• Written request
Please copy, without any changes, the rows that begin with the line containing "got-it-button[interactable]: Got it" and end with the line containing "mute-icon <box>711 16 737 46</box>".

• Dataset
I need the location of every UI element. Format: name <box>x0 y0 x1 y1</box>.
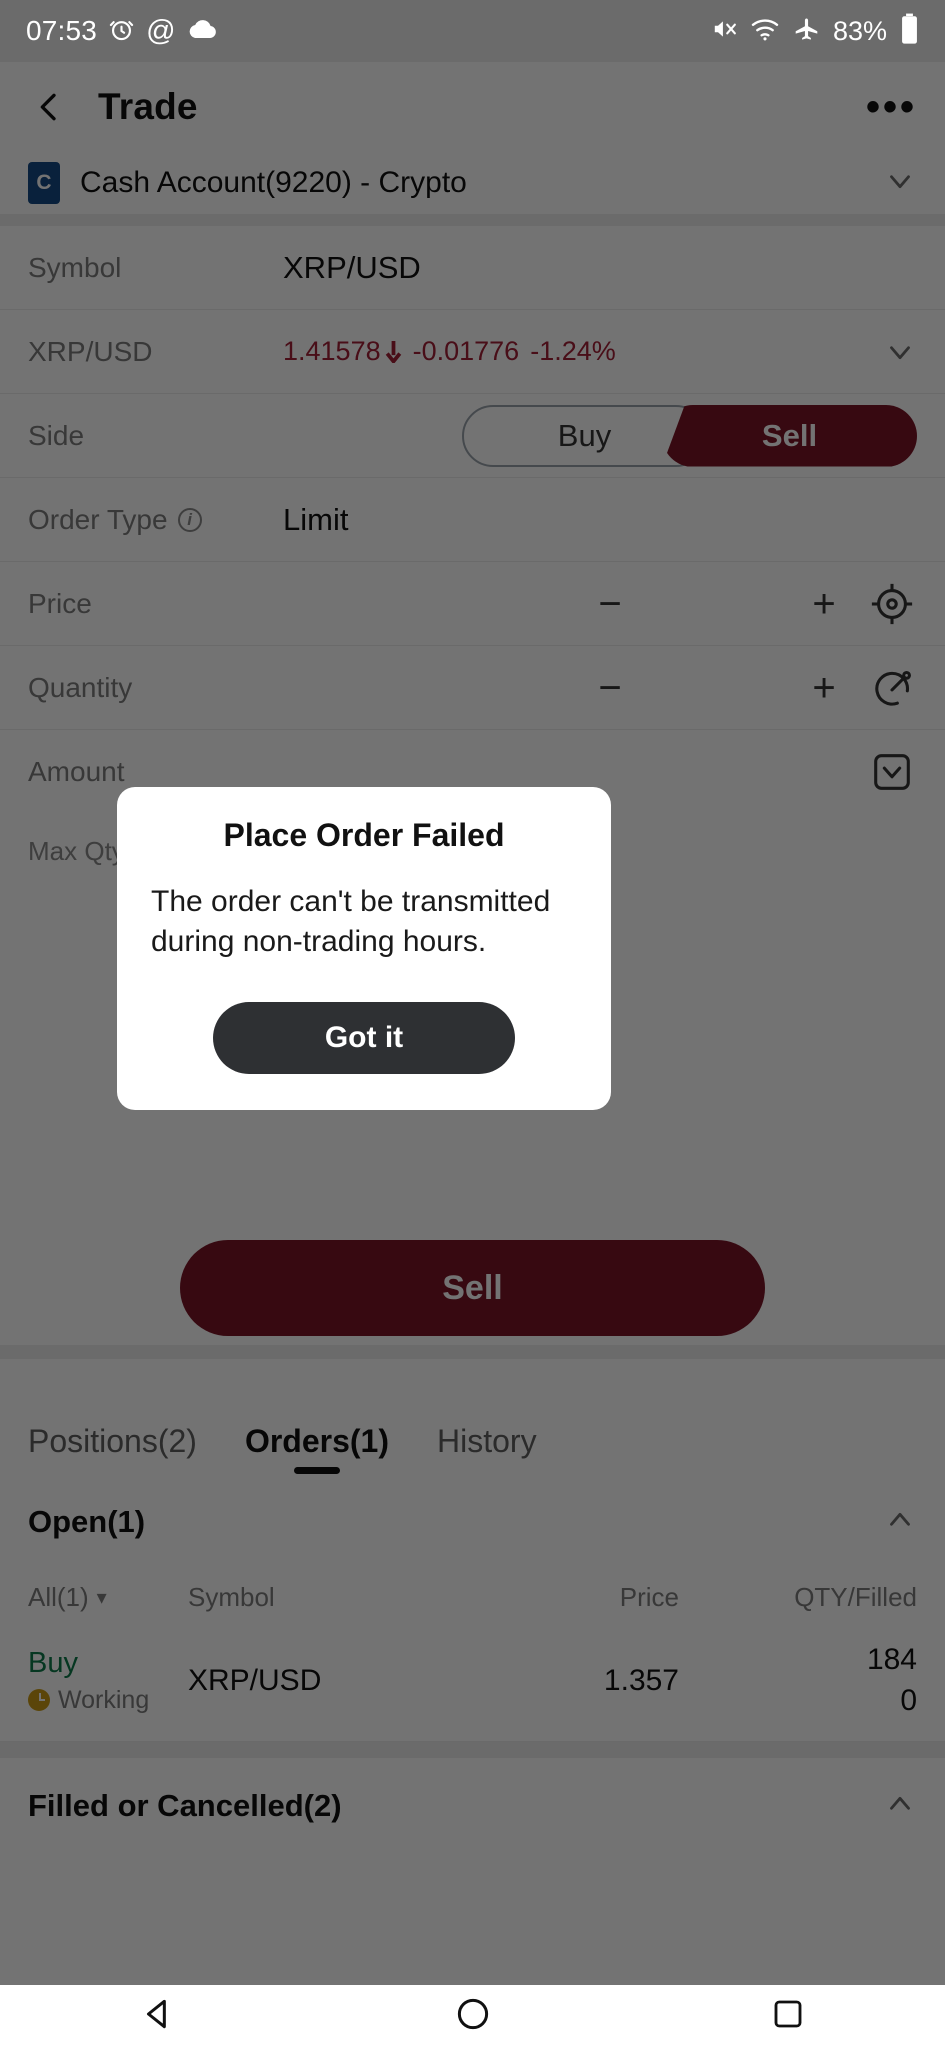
got-it-button[interactable]: Got it <box>213 1001 515 1074</box>
android-nav-bar <box>0 1985 945 2048</box>
dialog-actions: Got it <box>151 1001 577 1074</box>
airplane-mode-icon <box>793 16 820 47</box>
alarm-icon <box>108 16 135 47</box>
mute-icon <box>711 16 737 46</box>
nav-back-triangle-icon[interactable] <box>139 1995 177 2038</box>
nav-recents-square-icon[interactable] <box>770 1996 806 2037</box>
battery-icon <box>900 13 919 49</box>
at-sign-icon: @ <box>146 14 176 47</box>
battery-percent: 83% <box>832 15 887 46</box>
status-bar-right: 83% <box>711 13 919 49</box>
dialog-message: The order can't be transmitted during no… <box>151 885 551 958</box>
status-bar-left: 07:53 @ <box>26 15 217 47</box>
place-order-failed-dialog: Place Order Failed The order can't be tr… <box>117 787 611 1110</box>
wifi-icon <box>750 17 780 45</box>
dialog-title: Place Order Failed <box>223 817 505 853</box>
status-bar: 07:53 @ 83% <box>0 0 945 62</box>
status-time: 07:53 <box>26 15 98 46</box>
nav-home-circle-icon[interactable] <box>454 1995 492 2038</box>
cloud-icon <box>187 18 217 44</box>
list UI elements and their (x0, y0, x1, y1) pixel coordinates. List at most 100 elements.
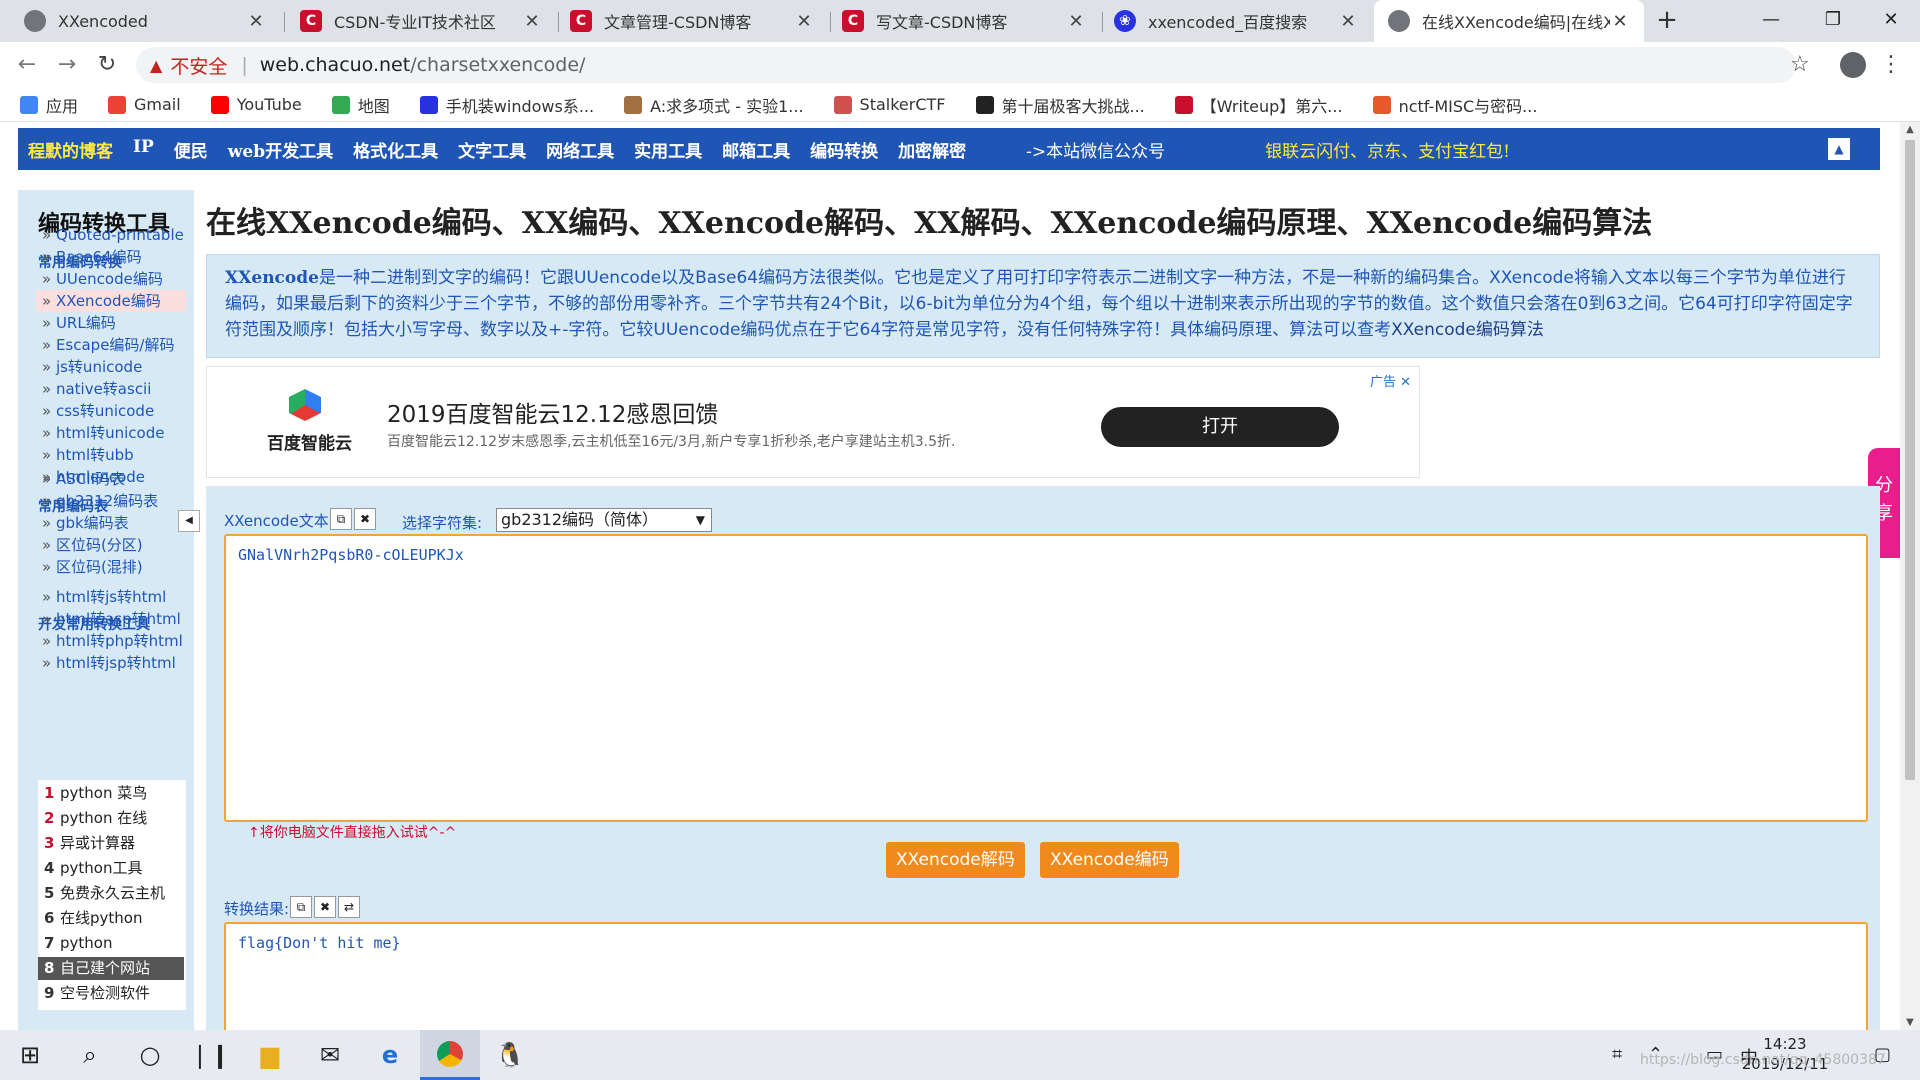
xxencode-decode-button[interactable]: XXencode解码 (886, 842, 1025, 878)
ad-open-button[interactable]: 打开 (1101, 407, 1339, 447)
search-icon[interactable]: ⌕ (60, 1030, 120, 1080)
hot-search-item[interactable]: 4 python工具 (38, 857, 184, 880)
ad-tag[interactable]: 广告 ✕ (1370, 371, 1411, 390)
ad-banner[interactable]: 百度智能云 2019百度智能云12.12感恩回馈 百度智能云12.12岁末感恩季… (206, 366, 1420, 478)
top-nav-item[interactable]: 实用工具 (624, 137, 712, 162)
top-nav-item[interactable]: 编码转换 (800, 137, 888, 162)
collapse-up-icon[interactable]: ▲ (1828, 138, 1850, 160)
site-brand-link[interactable]: 程默的博客 (18, 136, 123, 162)
clear-x-icon[interactable]: ✖ (354, 508, 376, 530)
top-nav-item[interactable]: 文字工具 (448, 137, 536, 162)
clear-x-icon[interactable]: ✖ (314, 896, 336, 918)
top-nav-item[interactable]: 加密解密 (888, 137, 976, 162)
top-nav-item[interactable]: 邮箱工具 (712, 137, 800, 162)
hot-search-item[interactable]: 1 python 菜鸟 (38, 782, 184, 805)
cortana-circle-icon[interactable]: ○ (120, 1030, 180, 1080)
sidebar-link[interactable]: Quoted-printable (36, 224, 186, 246)
sidebar-link[interactable]: html转php转html (36, 630, 186, 652)
tab-article-manage[interactable]: C 文章管理-CSDN博客 ✕ (556, 0, 828, 42)
top-nav-item[interactable]: 便民 (164, 137, 218, 162)
sidebar-link[interactable]: URL编码 (36, 312, 186, 334)
omnibox[interactable]: ▲ 不安全 | web.chacuo.net /charsetxxencode/ (136, 47, 1796, 83)
hot-search-item[interactable]: 3 异或计算器 (38, 832, 184, 855)
sidebar-collapse-arrow-icon[interactable]: ◀ (178, 510, 200, 532)
scroll-up-arrow-icon[interactable]: ▲ (1900, 124, 1920, 135)
tab-chacuo-active[interactable]: 在线XXencode编码|在线XX ✕ (1374, 0, 1644, 42)
promo-link[interactable]: 银联云闪付、京东、支付宝红包! (1255, 137, 1520, 162)
xxencode-encode-button[interactable]: XXencode编码 (1040, 842, 1179, 878)
copy-icon[interactable]: ⧉ (330, 508, 352, 530)
maximize-icon[interactable]: ❐ (1802, 0, 1864, 42)
reload-icon[interactable]: ↻ (92, 50, 122, 80)
top-nav-item[interactable]: 格式化工具 (343, 137, 448, 162)
charset-select[interactable]: gb2312编码（简体） ▼ (496, 508, 712, 532)
sidebar-link[interactable]: html转asp转html (36, 608, 186, 630)
sidebar-link[interactable]: XXencode编码 (36, 290, 186, 312)
bookmark-item[interactable]: 【Writeup】第六... (1174, 93, 1343, 117)
top-nav-item[interactable]: 网络工具 (536, 137, 624, 162)
task-view-icon[interactable]: ❘❙ (180, 1030, 240, 1080)
windows-start-icon[interactable]: ⊞ (0, 1030, 60, 1080)
bookmark-item[interactable]: 地图 (331, 93, 390, 117)
hot-search-item[interactable]: 5 免费永久云主机 (38, 882, 184, 905)
close-icon[interactable]: ✕ (1610, 11, 1630, 32)
tab-csdn[interactable]: C CSDN-专业IT技术社区 ✕ (286, 0, 556, 42)
close-icon[interactable]: ✕ (1066, 11, 1086, 32)
swap-arrows-icon[interactable]: ⇄ (338, 896, 360, 918)
sidebar-link[interactable]: html转ubb (36, 444, 186, 466)
qq-penguin-icon[interactable]: 🐧 (480, 1030, 540, 1080)
tab-xxencoded[interactable]: XXencoded ✕ (10, 0, 280, 42)
sidebar-link[interactable]: 区位码(混排) (36, 556, 186, 578)
page-scrollbar[interactable]: ▲ ▼ (1900, 122, 1920, 1030)
xxencode-input-textarea[interactable]: GNalVNrh2PqsbR0-cOLEUPKJx (224, 534, 1868, 822)
top-nav-item[interactable]: IP (123, 137, 164, 162)
hot-search-item[interactable]: 8 自己建个网站 (38, 957, 184, 980)
bookmark-item[interactable]: 手机装windows系... (419, 93, 594, 117)
tab-write-article[interactable]: C 写文章-CSDN博客 ✕ (828, 0, 1100, 42)
forward-arrow-icon[interactable]: → (52, 50, 82, 80)
sidebar-link[interactable]: js转unicode (36, 356, 186, 378)
account-avatar-icon[interactable] (1840, 52, 1866, 78)
edge-browser-icon[interactable]: e (360, 1030, 420, 1080)
sidebar-link[interactable]: html转jsp转html (36, 652, 186, 674)
sidebar-link[interactable]: gbk编码表 (36, 512, 186, 534)
scrollbar-thumb[interactable] (1905, 140, 1915, 780)
hot-search-item[interactable]: 9 空号检测软件 (38, 982, 184, 1005)
bookmark-item[interactable]: Gmail (108, 95, 181, 114)
more-vert-icon[interactable]: ⋮ (1880, 52, 1902, 77)
sidebar-link[interactable]: ASCII码表 (36, 468, 186, 490)
bookmark-item[interactable]: StalkerCTF (833, 95, 946, 114)
close-icon[interactable]: ✕ (794, 11, 814, 32)
close-icon[interactable]: ✕ (1400, 375, 1411, 390)
window-close-icon[interactable]: ✕ (1860, 0, 1920, 42)
scroll-down-arrow-icon[interactable]: ▼ (1900, 1017, 1920, 1028)
bookmark-item[interactable]: 第十届极客大挑战... (975, 93, 1145, 117)
bookmark-star-icon[interactable]: ☆ (1790, 52, 1810, 77)
sidebar-link[interactable]: Base64编码 (36, 246, 186, 268)
copy-icon[interactable]: ⧉ (290, 896, 312, 918)
chrome-browser-icon[interactable] (420, 1030, 480, 1080)
bookmark-item[interactable]: YouTube (210, 95, 302, 114)
hot-search-item[interactable]: 7 python (38, 932, 184, 955)
hot-search-item[interactable]: 6 在线python (38, 907, 184, 930)
hot-search-item[interactable]: 2 python 在线 (38, 807, 184, 830)
close-icon[interactable]: ✕ (246, 11, 266, 32)
intro-algorithm-link[interactable]: XXencode编码算法 (1391, 320, 1544, 340)
wechat-link[interactable]: ->本站微信公众号 (1016, 137, 1175, 162)
back-arrow-icon[interactable]: ← (12, 50, 42, 80)
sidebar-link[interactable]: Escape编码/解码 (36, 334, 186, 356)
ime-mode-icon[interactable]: ⌗ (1612, 1044, 1622, 1065)
mail-icon[interactable]: ✉ (300, 1030, 360, 1080)
sidebar-link[interactable]: UUencode编码 (36, 268, 186, 290)
bookmark-item[interactable]: 应用 (20, 93, 78, 117)
bookmark-item[interactable]: A:求多项式 - 实验1... (624, 93, 804, 117)
top-nav-item[interactable]: web开发工具 (218, 137, 343, 162)
close-icon[interactable]: ✕ (1338, 11, 1358, 32)
bookmark-item[interactable]: nctf-MISC与密码... (1372, 93, 1537, 117)
sidebar-link[interactable]: html转js转html (36, 586, 186, 608)
close-icon[interactable]: ✕ (522, 11, 542, 32)
sidebar-link[interactable]: 区位码(分区) (36, 534, 186, 556)
sidebar-link[interactable]: gb2312编码表 (36, 490, 186, 512)
minimize-icon[interactable]: — (1740, 0, 1802, 42)
sidebar-link[interactable]: css转unicode (36, 400, 186, 422)
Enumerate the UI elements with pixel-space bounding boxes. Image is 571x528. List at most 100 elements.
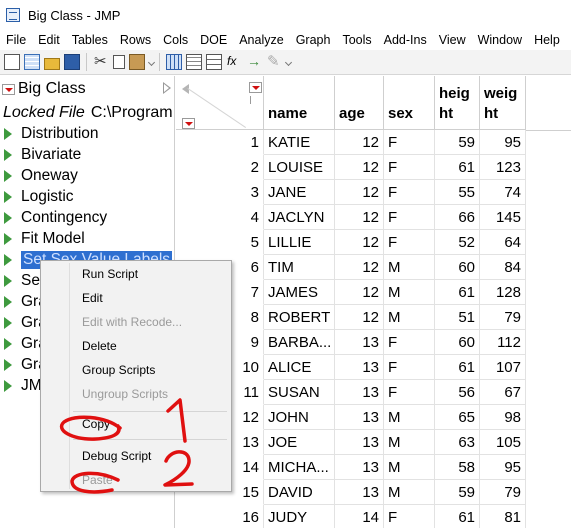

• Task answer
got-it-button[interactable]: Got it <box>213 1001 515 1074</box>
android-nav-bar <box>0 1985 945 2048</box>
dialog-actions: Got it <box>151 1001 577 1074</box>
airplane-mode-icon <box>793 16 820 47</box>
alarm-icon <box>108 16 135 47</box>
mute-icon <box>711 16 737 46</box>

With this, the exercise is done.